━━━━━ Material provided

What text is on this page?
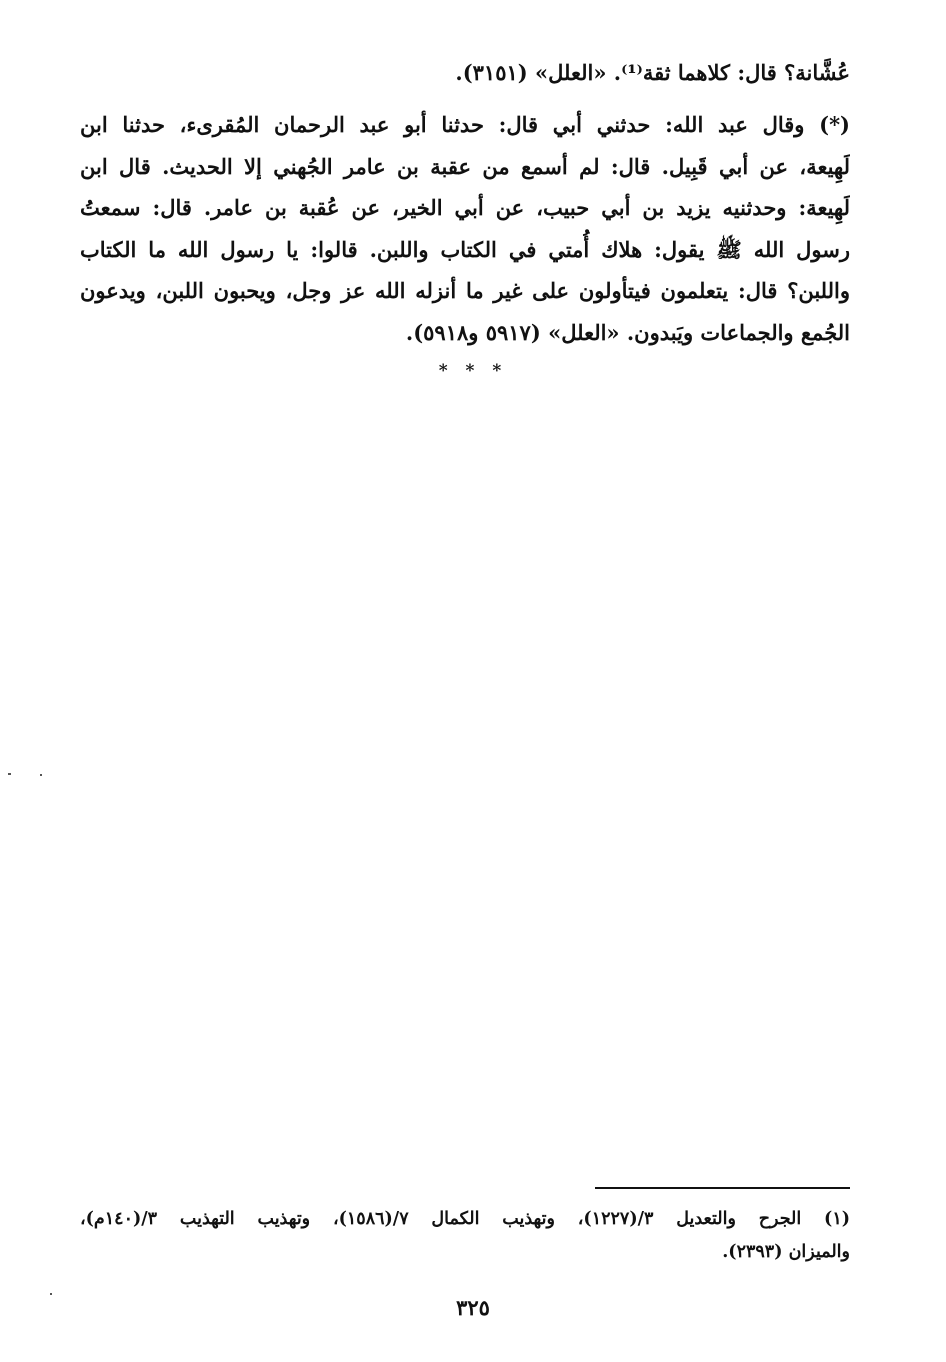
عُشَّانة؟ قال: كلاهما ثقة⁽¹⁾. «العلل» (٣١٥١).
(*) وقال عبد الله: حدثني أبي قال: حدثنا أبو عبد الرحمان المُقرىء، حدثنا ابن
لَهِيعة، عن أبي قَبِيل. قال: لم أسمع من عقبة بن عامر الجُهني إلا الحديث. قال ابن
لَهِيعة: وحدثنيه يزيد بن أبي حبيب، عن أبي الخير، عن عُقبة بن عامر. قال: سمعتُ
رسول الله ﷺ يقول: هلاك أُمتي في الكتاب واللبن. قالوا: يا رسول الله ما الكتاب
واللبن؟ قال: يتعلمون فيتأولون على غير ما أنزله الله عز وجل، ويحبون اللبن، ويدعون
الجُمع والجماعات ويَبدون. «العلل» (٥٩١٧ و٥٩١٨).
* * *
(١) الجرح والتعديل ٣/(١٢٢٧)، وتهذيب الكمال ٧/(١٥٨٦)، وتهذيب التهذيب ٣/(١٤٠م)،
والميزان (٢٣٩٣).
٣٢٥
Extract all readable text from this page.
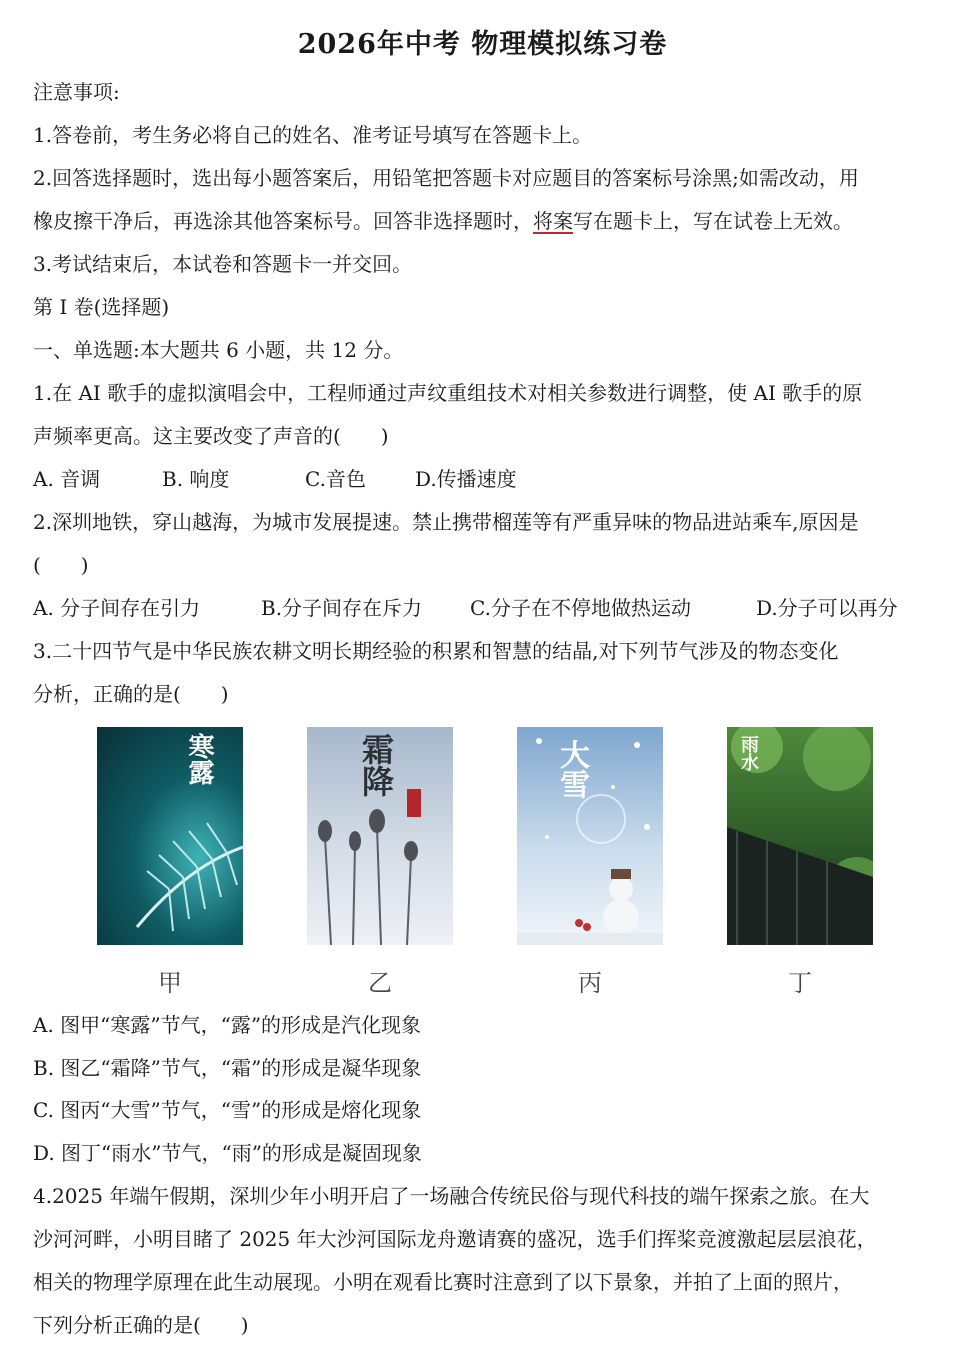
2026年中考 物理模拟练习卷
注意事项:
1.答卷前，考生务必将自己的姓名、准考证号填写在答题卡上。
2.回答选择题时，选出每小题答案后，用铅笔把答题卡对应题目的答案标号涂黑;如需改动，用
橡皮擦干净后，再选涂其他答案标号。回答非选择题时，将案写在题卡上，写在试卷上无效。
3.考试结束后，本试卷和答题卡一并交回。
第 I 卷(选择题)
一、单选题:本大题共 6 小题，共 12 分。
1.在 AI 歌手的虚拟演唱会中，工程师通过声纹重组技术对相关参数进行调整，使 AI 歌手的原
声频率更高。这主要改变了声音的(　　)
A. 音调	B. 响度	C.音色 D.传播速度
2.深圳地铁，穿山越海，为城市发展提速。禁止携带榴莲等有严重异味的物品进站乘车,原因是
(　　)
A. 分子间存在引力	B.分子间存在斥力 C.分子在不停地做热运动	D.分子可以再分
3.二十四节气是中华民族农耕文明长期经验的积累和智慧的结晶,对下列节气涉及的物态变化
分析，正确的是(　　)
寒露
甲
霜降
乙
大雪
丙
雨水
丁
A. 图甲“寒露”节气，“露”的形成是汽化现象
B. 图乙“霜降”节气，“霜”的形成是凝华现象
C. 图丙“大雪”节气，“雪”的形成是熔化现象
D. 图丁“雨水”节气，“雨”的形成是凝固现象
4.2025 年端午假期，深圳少年小明开启了一场融合传统民俗与现代科技的端午探索之旅。在大
沙河河畔，小明目睹了 2025 年大沙河国际龙舟邀请赛的盛况，选手们挥桨竞渡激起层层浪花，
相关的物理学原理在此生动展现。小明在观看比赛时注意到了以下景象，并拍了上面的照片，
下列分析正确的是(　　)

━━━━━━━━━━

Retype word for word the span of lines above that begins with the line containing "Extract all readable text from this page." and ends with the last line of the records; skip all pictures.

Extract all readable text from this page.
2026年中考 物理模拟练习卷
注意事项:
1.答卷前，考生务必将自己的姓名、准考证号填写在答题卡上。
2.回答选择题时，选出每小题答案后，用铅笔把答题卡对应题目的答案标号涂黑;如需改动，用
橡皮擦干净后，再选涂其他答案标号。回答非选择题时，将案写在题卡上，写在试卷上无效。
3.考试结束后，本试卷和答题卡一并交回。
第 I 卷(选择题)
一、单选题:本大题共 6 小题，共 12 分。
1.在 AI 歌手的虚拟演唱会中，工程师通过声纹重组技术对相关参数进行调整，使 AI 歌手的原
声频率更高。这主要改变了声音的(　　)
A. 音调	B. 响度	C.音色 D.传播速度
2.深圳地铁，穿山越海，为城市发展提速。禁止携带榴莲等有严重异味的物品进站乘车,原因是
(　　)
A. 分子间存在引力	B.分子间存在斥力 C.分子在不停地做热运动	D.分子可以再分
3.二十四节气是中华民族农耕文明长期经验的积累和智慧的结晶,对下列节气涉及的物态变化
分析，正确的是(　　)
寒露
甲
霜降
乙
大雪
丙
雨水
丁
A. 图甲“寒露”节气，“露”的形成是汽化现象
B. 图乙“霜降”节气，“霜”的形成是凝华现象
C. 图丙“大雪”节气，“雪”的形成是熔化现象
D. 图丁“雨水”节气，“雨”的形成是凝固现象
4.2025 年端午假期，深圳少年小明开启了一场融合传统民俗与现代科技的端午探索之旅。在大
沙河河畔，小明目睹了 2025 年大沙河国际龙舟邀请赛的盛况，选手们挥桨竞渡激起层层浪花，
相关的物理学原理在此生动展现。小明在观看比赛时注意到了以下景象，并拍了上面的照片，
下列分析正确的是(　　)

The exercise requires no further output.